- [WHAT IS NEEDED]
Copy each line in the data that includes the word "fever".

- [INPUT ROWS]
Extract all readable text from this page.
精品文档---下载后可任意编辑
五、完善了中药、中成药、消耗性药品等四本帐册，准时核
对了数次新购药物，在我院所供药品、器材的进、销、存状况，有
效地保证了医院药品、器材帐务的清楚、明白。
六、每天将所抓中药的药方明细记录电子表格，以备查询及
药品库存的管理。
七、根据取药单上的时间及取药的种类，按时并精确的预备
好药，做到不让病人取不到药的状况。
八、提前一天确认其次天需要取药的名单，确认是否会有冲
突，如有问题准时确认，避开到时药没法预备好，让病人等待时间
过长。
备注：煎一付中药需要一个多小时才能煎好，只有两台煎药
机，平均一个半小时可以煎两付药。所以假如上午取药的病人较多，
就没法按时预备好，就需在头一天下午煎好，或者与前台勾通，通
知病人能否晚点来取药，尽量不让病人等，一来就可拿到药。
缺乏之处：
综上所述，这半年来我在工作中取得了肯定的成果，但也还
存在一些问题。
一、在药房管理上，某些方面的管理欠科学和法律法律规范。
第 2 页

...

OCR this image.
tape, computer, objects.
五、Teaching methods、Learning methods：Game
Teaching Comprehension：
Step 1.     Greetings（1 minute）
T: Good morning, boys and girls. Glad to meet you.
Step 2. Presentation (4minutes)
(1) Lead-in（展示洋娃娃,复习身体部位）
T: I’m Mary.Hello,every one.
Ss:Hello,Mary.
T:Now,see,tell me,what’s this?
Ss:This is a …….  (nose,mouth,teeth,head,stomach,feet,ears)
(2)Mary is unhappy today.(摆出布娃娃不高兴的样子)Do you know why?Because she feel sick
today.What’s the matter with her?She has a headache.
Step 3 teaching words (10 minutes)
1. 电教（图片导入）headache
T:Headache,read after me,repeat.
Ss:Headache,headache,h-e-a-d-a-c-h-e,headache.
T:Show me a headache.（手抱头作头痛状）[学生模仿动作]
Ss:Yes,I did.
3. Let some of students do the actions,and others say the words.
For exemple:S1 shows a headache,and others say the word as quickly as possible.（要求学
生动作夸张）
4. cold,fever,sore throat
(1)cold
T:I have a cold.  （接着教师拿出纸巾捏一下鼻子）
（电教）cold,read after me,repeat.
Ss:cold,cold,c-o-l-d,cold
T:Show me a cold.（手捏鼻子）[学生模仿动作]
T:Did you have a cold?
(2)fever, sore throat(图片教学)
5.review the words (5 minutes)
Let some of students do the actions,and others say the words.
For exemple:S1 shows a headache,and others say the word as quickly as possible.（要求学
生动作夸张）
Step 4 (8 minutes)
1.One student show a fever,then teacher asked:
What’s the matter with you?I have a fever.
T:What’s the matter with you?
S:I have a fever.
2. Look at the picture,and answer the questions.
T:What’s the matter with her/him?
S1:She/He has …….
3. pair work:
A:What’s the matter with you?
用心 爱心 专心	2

- [WRITTEN SOLUTION]
4. cold,fever,sore throat
(2)fever, sore throat(图片教学)
1.One student show a fever,then teacher asked:
What’s the matter with you?I have a fever.
S:I have a fever.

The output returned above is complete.